[Records from a data collection]
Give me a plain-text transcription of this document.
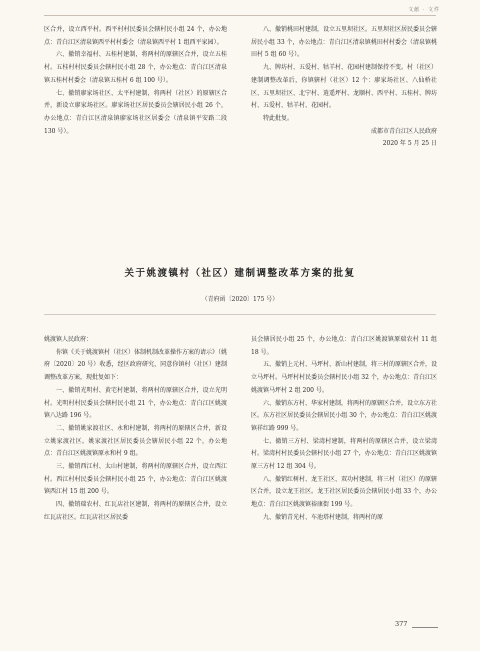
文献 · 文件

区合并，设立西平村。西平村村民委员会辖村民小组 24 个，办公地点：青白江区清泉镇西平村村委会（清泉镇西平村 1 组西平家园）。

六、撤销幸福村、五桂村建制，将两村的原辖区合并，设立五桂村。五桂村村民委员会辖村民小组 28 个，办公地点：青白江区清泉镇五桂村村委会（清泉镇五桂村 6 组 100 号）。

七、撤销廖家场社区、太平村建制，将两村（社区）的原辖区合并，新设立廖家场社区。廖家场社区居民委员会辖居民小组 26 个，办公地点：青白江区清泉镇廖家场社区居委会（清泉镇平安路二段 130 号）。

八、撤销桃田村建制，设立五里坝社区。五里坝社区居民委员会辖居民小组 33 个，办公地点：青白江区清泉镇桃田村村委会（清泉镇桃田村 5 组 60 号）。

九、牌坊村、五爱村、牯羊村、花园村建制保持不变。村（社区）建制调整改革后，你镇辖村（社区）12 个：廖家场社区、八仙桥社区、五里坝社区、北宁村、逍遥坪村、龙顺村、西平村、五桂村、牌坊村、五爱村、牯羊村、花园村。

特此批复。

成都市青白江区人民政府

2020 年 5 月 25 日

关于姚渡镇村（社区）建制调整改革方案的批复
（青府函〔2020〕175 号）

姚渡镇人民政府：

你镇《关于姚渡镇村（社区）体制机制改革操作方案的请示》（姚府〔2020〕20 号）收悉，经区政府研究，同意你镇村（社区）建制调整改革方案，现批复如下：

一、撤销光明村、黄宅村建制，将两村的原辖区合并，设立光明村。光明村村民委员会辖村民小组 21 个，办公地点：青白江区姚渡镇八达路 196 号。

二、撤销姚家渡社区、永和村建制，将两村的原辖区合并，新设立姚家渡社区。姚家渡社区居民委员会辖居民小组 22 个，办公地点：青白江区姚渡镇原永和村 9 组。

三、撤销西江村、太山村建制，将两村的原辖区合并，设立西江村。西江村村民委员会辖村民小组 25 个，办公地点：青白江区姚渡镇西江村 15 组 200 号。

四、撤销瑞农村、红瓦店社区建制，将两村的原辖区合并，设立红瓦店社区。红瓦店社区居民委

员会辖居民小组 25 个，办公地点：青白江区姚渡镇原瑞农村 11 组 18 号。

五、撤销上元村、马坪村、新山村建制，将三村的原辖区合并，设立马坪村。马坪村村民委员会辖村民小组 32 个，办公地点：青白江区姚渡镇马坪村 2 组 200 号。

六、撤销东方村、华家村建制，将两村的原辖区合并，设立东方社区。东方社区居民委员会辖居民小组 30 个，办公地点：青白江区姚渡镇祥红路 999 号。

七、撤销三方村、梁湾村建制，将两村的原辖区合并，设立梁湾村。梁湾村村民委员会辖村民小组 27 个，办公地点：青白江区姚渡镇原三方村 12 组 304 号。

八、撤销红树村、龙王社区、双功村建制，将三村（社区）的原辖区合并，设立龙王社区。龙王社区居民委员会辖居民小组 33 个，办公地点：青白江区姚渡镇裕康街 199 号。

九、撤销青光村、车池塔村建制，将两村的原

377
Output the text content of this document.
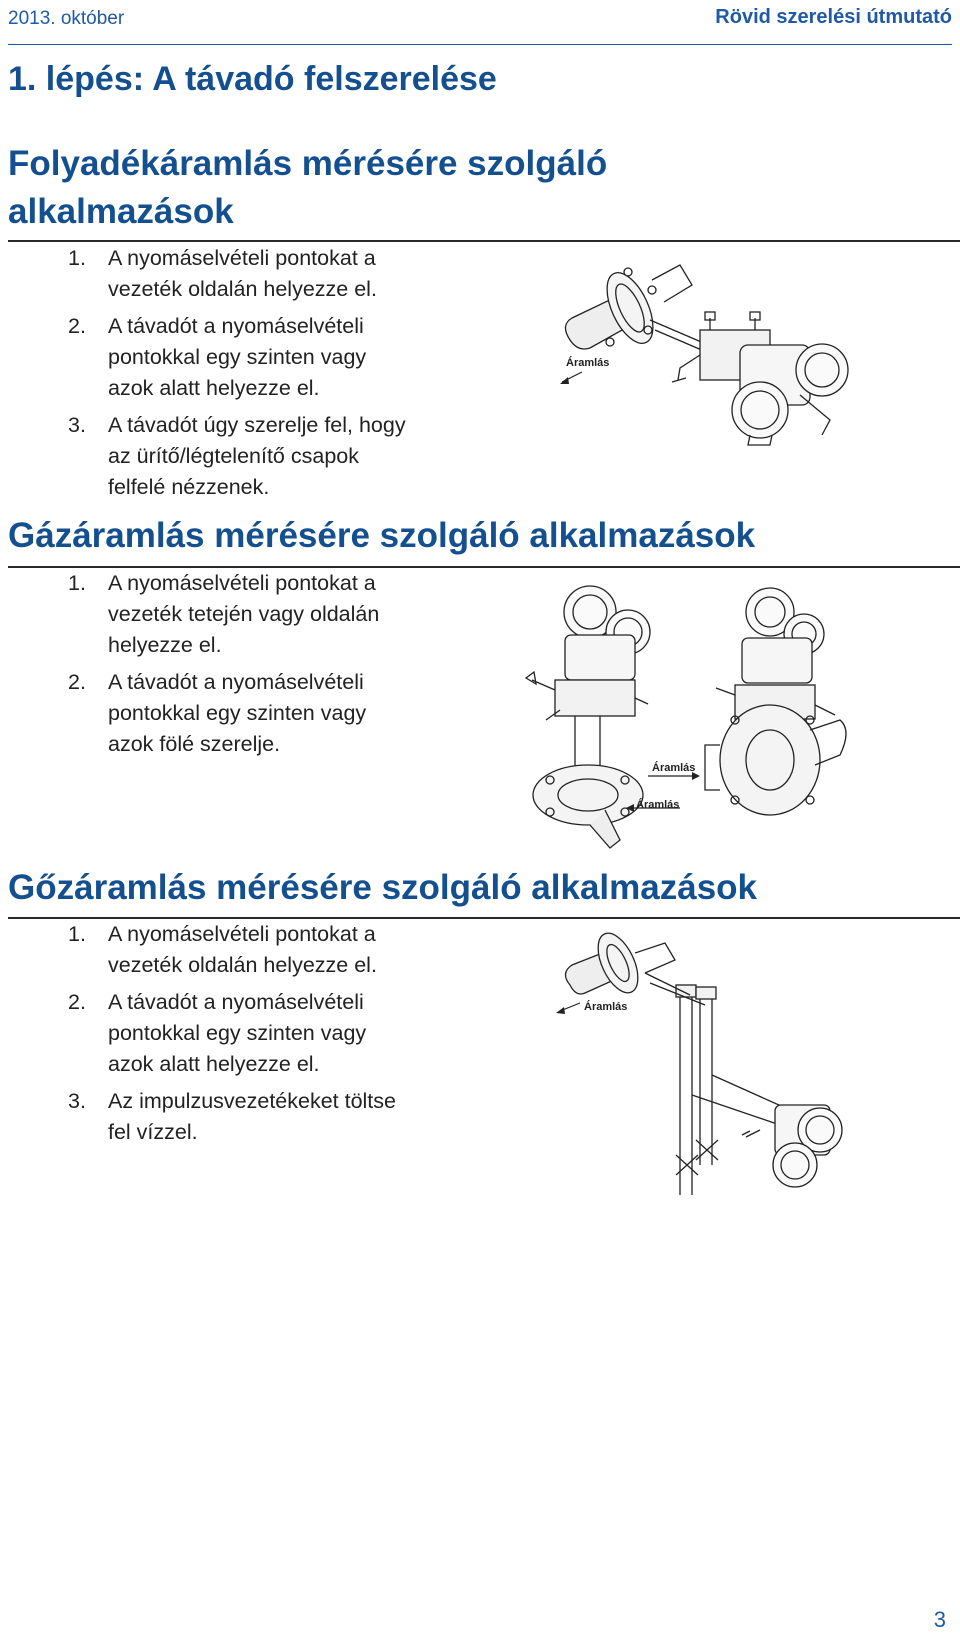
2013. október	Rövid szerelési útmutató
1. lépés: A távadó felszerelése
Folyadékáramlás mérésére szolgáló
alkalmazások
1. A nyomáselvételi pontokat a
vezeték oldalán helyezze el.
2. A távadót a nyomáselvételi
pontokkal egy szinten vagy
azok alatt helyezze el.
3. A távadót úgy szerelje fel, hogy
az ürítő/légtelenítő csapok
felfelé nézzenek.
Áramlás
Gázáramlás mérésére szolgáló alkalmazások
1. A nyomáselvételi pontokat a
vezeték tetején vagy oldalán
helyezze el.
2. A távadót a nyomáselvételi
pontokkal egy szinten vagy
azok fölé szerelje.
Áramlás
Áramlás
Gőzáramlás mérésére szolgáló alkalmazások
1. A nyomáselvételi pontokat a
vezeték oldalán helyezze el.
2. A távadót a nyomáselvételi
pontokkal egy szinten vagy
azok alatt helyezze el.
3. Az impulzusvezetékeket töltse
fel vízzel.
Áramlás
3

EXERCISE OBJECTIVE. Copy the records above exactly. The pictures are not part of the copy.

RESULT BELOW.
Give me a plain-text transcription of this document.
文献 · 文件

区合并，设立西平村。西平村村民委员会辖村民小组 24 个，办公地点：青白江区清泉镇西平村村委会（清泉镇西平村 1 组西平家园）。

六、撤销幸福村、五桂村建制，将两村的原辖区合并，设立五桂村。五桂村村民委员会辖村民小组 28 个，办公地点：青白江区清泉镇五桂村村委会（清泉镇五桂村 6 组 100 号）。

七、撤销廖家场社区、太平村建制，将两村（社区）的原辖区合并，新设立廖家场社区。廖家场社区居民委员会辖居民小组 26 个，办公地点：青白江区清泉镇廖家场社区居委会（清泉镇平安路二段 130 号）。

八、撤销桃田村建制，设立五里坝社区。五里坝社区居民委员会辖居民小组 33 个，办公地点：青白江区清泉镇桃田村村委会（清泉镇桃田村 5 组 60 号）。

九、牌坊村、五爱村、牯羊村、花园村建制保持不变。村（社区）建制调整改革后，你镇辖村（社区）12 个：廖家场社区、八仙桥社区、五里坝社区、北宁村、逍遥坪村、龙顺村、西平村、五桂村、牌坊村、五爱村、牯羊村、花园村。

特此批复。

成都市青白江区人民政府

2020 年 5 月 25 日

关于姚渡镇村（社区）建制调整改革方案的批复
（青府函〔2020〕175 号）

姚渡镇人民政府：

你镇《关于姚渡镇村（社区）体制机制改革操作方案的请示》（姚府〔2020〕20 号）收悉，经区政府研究，同意你镇村（社区）建制调整改革方案，现批复如下：

一、撤销光明村、黄宅村建制，将两村的原辖区合并，设立光明村。光明村村民委员会辖村民小组 21 个，办公地点：青白江区姚渡镇八达路 196 号。

二、撤销姚家渡社区、永和村建制，将两村的原辖区合并，新设立姚家渡社区。姚家渡社区居民委员会辖居民小组 22 个，办公地点：青白江区姚渡镇原永和村 9 组。

三、撤销西江村、太山村建制，将两村的原辖区合并，设立西江村。西江村村民委员会辖村民小组 25 个，办公地点：青白江区姚渡镇西江村 15 组 200 号。

四、撤销瑞农村、红瓦店社区建制，将两村的原辖区合并，设立红瓦店社区。红瓦店社区居民委

员会辖居民小组 25 个，办公地点：青白江区姚渡镇原瑞农村 11 组 18 号。

五、撤销上元村、马坪村、新山村建制，将三村的原辖区合并，设立马坪村。马坪村村民委员会辖村民小组 32 个，办公地点：青白江区姚渡镇马坪村 2 组 200 号。

六、撤销东方村、华家村建制，将两村的原辖区合并，设立东方社区。东方社区居民委员会辖居民小组 30 个，办公地点：青白江区姚渡镇祥红路 999 号。

七、撤销三方村、梁湾村建制，将两村的原辖区合并，设立梁湾村。梁湾村村民委员会辖村民小组 27 个，办公地点：青白江区姚渡镇原三方村 12 组 304 号。

八、撤销红树村、龙王社区、双功村建制，将三村（社区）的原辖区合并，设立龙王社区。龙王社区居民委员会辖居民小组 33 个，办公地点：青白江区姚渡镇裕康街 199 号。

九、撤销青光村、车池塔村建制，将两村的原

377
Output the text content of this document.
2013. október	Rövid szerelési útmutató
1. lépés: A távadó felszerelése
Folyadékáramlás mérésére szolgáló
alkalmazások
1. A nyomáselvételi pontokat a
vezeték oldalán helyezze el.
2. A távadót a nyomáselvételi
pontokkal egy szinten vagy
azok alatt helyezze el.
3. A távadót úgy szerelje fel, hogy
az ürítő/légtelenítő csapok
felfelé nézzenek.
Áramlás
Gázáramlás mérésére szolgáló alkalmazások
1. A nyomáselvételi pontokat a
vezeték tetején vagy oldalán
helyezze el.
2. A távadót a nyomáselvételi
pontokkal egy szinten vagy
azok fölé szerelje.
Áramlás
Áramlás
Gőzáramlás mérésére szolgáló alkalmazások
1. A nyomáselvételi pontokat a
vezeték oldalán helyezze el.
2. A távadót a nyomáselvételi
pontokkal egy szinten vagy
azok alatt helyezze el.
3. Az impulzusvezetékeket töltse
fel vízzel.
Áramlás
3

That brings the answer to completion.